- [DATA LINES]
=======

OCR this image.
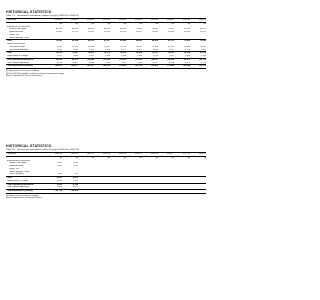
HISTORICAL STATISTICS
Table 2.5 - Government expenditure (outlays) by type (1999-00 to 2008-09)
Operating	1999-00	2000-01	2001-02	2002-03	2003-04	2004-05	2005-06	2006-07	2007-08	2008-09
	$m	$m	$m	$m	$m	$m	$m	$m	$m	$m
Expenditure on Personnel										
Salaries and Wages	66,700	68,441	68,634	68,543	69,484	70,882	70,963	72,087	62,465	64,981
Superannuation	11,862	12,123	12,301	12,624	12,962	13,207	13,443	13,694	12,998	13,261
Payroll Tax										
Other Employee Costs										
Total	78,562	80,564	80,935	81,167	82,446	84,089	84,406	85,781	75,463	78,242
Goods and Services										
Purchased Goods	9,812	10,341	10,866	11,087	11,512	12,067	12,356	12,902	13,446	14,011
Grants and Subsidies	7,041	7,306	7,541	7,883	8,117	8,422	8,665	8,931	9,208	9,514
Total	16,853	17,647	18,407	18,970	19,629	20,489	21,021	21,833	22,654	23,525
Depreciation & Charges	1,021	1,064	1,107	1,146	1,188	1,234	1,270	1,312	1,355	1,398
Total Operating Expenditure	96,436	99,275	100,449	101,283	103,263	105,812	106,697	108,926	99,472	103,165
Total Capital Expenditure	6,214	6,602	6,918	7,245	7,601	7,944	8,207	8,538	8,874	9,213
Total Expenditure (outlays)	102,650	105,877	107,367	108,528	110,864	113,756	114,904	117,464	108,346	112,378
(a) Figures may not sum due to rounding.
(b) From 2007-08 expenditure reflects machinery of government changes.
Source: Department of Treasury and Finance.
HISTORICAL STATISTICS
Table 2.6 - Government expenditure (outlays) by type (2009-10 to 2018-19)
Operating	2009-10	2010-11	2011-12	2012-13	2013-14	2014-15	2015-16	2016-17	2017-18	2018-19
	$m	$m	$m	$m	$m	$m	$m	$m	$m	$m
Expenditure on Personnel										
Salaries and Wages	2,871	3,014								
Superannuation	1,102	1,155								
Payroll Tax										
Other Employee Costs										
Other Operating	684	702								
Total	4,657	4,871								
Depreciation & Charges	1,412	1,455								
Total Operating Expenditure	6,069	6,326								
Total Capital Expenditure	9,561	9,902								
Total Expenditure (outlays)	103,714	106,203								
(a) Figures may not sum due to rounding.
Source: Department of Treasury and Finance.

=======

- [STATED EXERCISE]
Copy out all the records exactly, excluding pictures.

- [REPLY TO THE TASK]
OCR this image.
HISTORICAL STATISTICS
Table 2.5 - Government expenditure (outlays) by type (1999-00 to 2008-09)
Operating	1999-00	2000-01	2001-02	2002-03	2003-04	2004-05	2005-06	2006-07	2007-08	2008-09
	$m	$m	$m	$m	$m	$m	$m	$m	$m	$m
Expenditure on Personnel										
Salaries and Wages	66,700	68,441	68,634	68,543	69,484	70,882	70,963	72,087	62,465	64,981
Superannuation	11,862	12,123	12,301	12,624	12,962	13,207	13,443	13,694	12,998	13,261
Payroll Tax										
Other Employee Costs										
Total	78,562	80,564	80,935	81,167	82,446	84,089	84,406	85,781	75,463	78,242
Goods and Services										
Purchased Goods	9,812	10,341	10,866	11,087	11,512	12,067	12,356	12,902	13,446	14,011
Grants and Subsidies	7,041	7,306	7,541	7,883	8,117	8,422	8,665	8,931	9,208	9,514
Total	16,853	17,647	18,407	18,970	19,629	20,489	21,021	21,833	22,654	23,525
Depreciation & Charges	1,021	1,064	1,107	1,146	1,188	1,234	1,270	1,312	1,355	1,398
Total Operating Expenditure	96,436	99,275	100,449	101,283	103,263	105,812	106,697	108,926	99,472	103,165
Total Capital Expenditure	6,214	6,602	6,918	7,245	7,601	7,944	8,207	8,538	8,874	9,213
Total Expenditure (outlays)	102,650	105,877	107,367	108,528	110,864	113,756	114,904	117,464	108,346	112,378
(a) Figures may not sum due to rounding.
(b) From 2007-08 expenditure reflects machinery of government changes.
Source: Department of Treasury and Finance.
HISTORICAL STATISTICS
Table 2.6 - Government expenditure (outlays) by type (2009-10 to 2018-19)
Operating	2009-10	2010-11	2011-12	2012-13	2013-14	2014-15	2015-16	2016-17	2017-18	2018-19
	$m	$m	$m	$m	$m	$m	$m	$m	$m	$m
Expenditure on Personnel										
Salaries and Wages	2,871	3,014								
Superannuation	1,102	1,155								
Payroll Tax										
Other Employee Costs										
Other Operating	684	702								
Total	4,657	4,871								
Depreciation & Charges	1,412	1,455								
Total Operating Expenditure	6,069	6,326								
Total Capital Expenditure	9,561	9,902								
Total Expenditure (outlays)	103,714	106,203								
(a) Figures may not sum due to rounding.
Source: Department of Treasury and Finance.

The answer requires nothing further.